Start of SUPPLIED MATERIAL
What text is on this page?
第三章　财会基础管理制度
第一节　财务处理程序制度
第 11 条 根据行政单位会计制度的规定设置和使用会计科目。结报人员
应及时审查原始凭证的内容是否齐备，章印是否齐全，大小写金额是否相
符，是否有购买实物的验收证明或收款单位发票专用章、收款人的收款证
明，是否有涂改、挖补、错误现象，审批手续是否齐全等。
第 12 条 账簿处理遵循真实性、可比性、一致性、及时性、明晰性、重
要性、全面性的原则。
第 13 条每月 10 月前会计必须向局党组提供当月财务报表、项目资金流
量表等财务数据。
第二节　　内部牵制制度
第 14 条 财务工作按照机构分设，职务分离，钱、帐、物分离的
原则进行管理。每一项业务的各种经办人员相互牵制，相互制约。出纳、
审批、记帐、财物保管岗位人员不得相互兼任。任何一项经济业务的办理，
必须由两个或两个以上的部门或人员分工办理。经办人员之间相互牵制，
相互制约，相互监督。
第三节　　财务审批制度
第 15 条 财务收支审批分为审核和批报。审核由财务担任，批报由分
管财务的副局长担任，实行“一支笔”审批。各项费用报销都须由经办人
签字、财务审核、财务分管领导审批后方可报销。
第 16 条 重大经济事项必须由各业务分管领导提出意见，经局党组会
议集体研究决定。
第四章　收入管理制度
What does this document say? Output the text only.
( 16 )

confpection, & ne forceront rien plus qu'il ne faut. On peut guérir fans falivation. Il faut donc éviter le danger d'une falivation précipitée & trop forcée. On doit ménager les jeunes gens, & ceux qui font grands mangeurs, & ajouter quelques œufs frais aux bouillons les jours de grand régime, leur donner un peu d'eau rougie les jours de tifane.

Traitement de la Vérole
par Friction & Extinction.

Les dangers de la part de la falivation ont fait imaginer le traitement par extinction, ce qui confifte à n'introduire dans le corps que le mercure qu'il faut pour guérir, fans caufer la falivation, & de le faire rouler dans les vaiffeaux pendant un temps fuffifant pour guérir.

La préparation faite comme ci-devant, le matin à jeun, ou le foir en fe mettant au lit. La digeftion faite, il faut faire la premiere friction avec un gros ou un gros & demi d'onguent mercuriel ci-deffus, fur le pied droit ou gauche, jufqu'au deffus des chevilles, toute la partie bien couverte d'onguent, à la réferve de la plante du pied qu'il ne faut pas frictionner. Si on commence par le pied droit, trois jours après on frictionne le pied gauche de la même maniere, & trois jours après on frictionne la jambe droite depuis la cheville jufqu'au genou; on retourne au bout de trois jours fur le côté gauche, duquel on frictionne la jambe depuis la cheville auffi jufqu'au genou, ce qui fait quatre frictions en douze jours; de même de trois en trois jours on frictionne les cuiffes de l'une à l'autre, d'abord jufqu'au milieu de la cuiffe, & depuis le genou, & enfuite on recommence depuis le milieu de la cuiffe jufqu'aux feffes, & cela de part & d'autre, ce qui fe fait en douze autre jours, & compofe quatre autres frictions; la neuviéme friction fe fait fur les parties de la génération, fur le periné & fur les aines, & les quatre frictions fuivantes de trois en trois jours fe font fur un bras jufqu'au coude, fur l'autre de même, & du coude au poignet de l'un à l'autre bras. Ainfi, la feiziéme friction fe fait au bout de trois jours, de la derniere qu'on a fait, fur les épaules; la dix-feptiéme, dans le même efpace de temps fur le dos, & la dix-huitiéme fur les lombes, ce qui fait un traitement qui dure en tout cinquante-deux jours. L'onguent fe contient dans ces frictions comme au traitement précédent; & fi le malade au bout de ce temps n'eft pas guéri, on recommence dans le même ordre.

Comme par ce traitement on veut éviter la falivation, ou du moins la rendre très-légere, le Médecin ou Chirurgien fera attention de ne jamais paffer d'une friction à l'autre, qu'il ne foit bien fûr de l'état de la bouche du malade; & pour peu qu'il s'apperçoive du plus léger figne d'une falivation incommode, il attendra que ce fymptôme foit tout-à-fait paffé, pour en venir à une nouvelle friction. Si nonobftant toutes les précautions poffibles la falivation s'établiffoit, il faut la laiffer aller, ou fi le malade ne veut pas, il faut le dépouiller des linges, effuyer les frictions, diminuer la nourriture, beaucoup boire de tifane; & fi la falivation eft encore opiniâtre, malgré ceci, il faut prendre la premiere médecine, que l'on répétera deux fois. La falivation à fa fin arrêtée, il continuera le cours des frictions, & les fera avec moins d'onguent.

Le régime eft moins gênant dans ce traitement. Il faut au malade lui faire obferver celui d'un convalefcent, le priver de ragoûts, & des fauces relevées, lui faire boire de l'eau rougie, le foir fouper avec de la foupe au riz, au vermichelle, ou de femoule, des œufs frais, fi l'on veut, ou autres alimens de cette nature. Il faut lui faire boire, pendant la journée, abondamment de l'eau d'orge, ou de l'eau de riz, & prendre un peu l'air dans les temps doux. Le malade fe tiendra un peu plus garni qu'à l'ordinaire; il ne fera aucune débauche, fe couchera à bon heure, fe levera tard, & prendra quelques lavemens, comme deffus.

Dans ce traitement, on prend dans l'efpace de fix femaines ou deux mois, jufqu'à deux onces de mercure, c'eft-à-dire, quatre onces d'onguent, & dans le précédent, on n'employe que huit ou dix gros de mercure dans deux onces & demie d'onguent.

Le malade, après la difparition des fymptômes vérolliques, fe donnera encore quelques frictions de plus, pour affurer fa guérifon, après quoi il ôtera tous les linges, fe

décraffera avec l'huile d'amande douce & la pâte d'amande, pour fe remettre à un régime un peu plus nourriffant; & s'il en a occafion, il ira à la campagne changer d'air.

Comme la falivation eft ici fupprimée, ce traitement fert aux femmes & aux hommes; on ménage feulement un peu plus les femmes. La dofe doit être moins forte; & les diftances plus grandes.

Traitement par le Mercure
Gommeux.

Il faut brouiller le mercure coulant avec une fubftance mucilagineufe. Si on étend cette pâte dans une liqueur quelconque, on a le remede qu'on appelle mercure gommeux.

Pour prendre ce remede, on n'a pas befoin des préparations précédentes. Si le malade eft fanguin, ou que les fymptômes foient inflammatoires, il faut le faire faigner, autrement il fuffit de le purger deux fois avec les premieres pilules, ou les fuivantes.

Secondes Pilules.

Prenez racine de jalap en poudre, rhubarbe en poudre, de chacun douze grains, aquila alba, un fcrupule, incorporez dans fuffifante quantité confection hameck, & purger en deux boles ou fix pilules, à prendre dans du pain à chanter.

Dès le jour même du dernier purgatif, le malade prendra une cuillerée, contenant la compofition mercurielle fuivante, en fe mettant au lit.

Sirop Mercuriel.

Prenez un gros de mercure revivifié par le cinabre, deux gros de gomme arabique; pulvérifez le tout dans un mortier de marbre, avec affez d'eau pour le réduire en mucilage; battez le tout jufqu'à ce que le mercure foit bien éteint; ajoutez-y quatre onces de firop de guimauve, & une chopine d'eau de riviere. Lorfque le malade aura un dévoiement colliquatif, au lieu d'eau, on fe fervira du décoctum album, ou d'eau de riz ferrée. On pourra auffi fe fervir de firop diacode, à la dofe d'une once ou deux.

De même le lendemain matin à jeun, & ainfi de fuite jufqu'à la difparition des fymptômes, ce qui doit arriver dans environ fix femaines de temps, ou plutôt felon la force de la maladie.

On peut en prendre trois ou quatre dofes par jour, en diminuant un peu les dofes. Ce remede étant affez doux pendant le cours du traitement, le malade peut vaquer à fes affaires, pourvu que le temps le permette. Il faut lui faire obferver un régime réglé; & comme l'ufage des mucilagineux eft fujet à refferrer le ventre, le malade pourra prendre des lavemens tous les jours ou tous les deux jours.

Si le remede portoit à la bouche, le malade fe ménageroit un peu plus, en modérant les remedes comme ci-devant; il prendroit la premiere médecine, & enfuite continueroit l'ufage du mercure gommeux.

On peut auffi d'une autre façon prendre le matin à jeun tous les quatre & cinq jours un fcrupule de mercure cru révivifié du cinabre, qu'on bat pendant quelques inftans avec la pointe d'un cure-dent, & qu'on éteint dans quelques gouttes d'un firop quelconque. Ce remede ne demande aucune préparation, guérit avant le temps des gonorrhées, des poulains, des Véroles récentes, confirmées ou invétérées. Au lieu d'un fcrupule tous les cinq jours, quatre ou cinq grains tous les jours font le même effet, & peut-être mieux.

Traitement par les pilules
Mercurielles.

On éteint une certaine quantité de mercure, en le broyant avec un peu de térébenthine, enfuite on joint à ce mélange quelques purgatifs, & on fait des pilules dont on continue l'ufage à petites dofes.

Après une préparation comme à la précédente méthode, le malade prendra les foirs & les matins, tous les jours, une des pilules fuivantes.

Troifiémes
End of SUPPLIED MATERIAL
• **EXERCISE AIM**: Return solely the number of lines in the data that include the word "onces".

• **TASK OUTPUT**: 2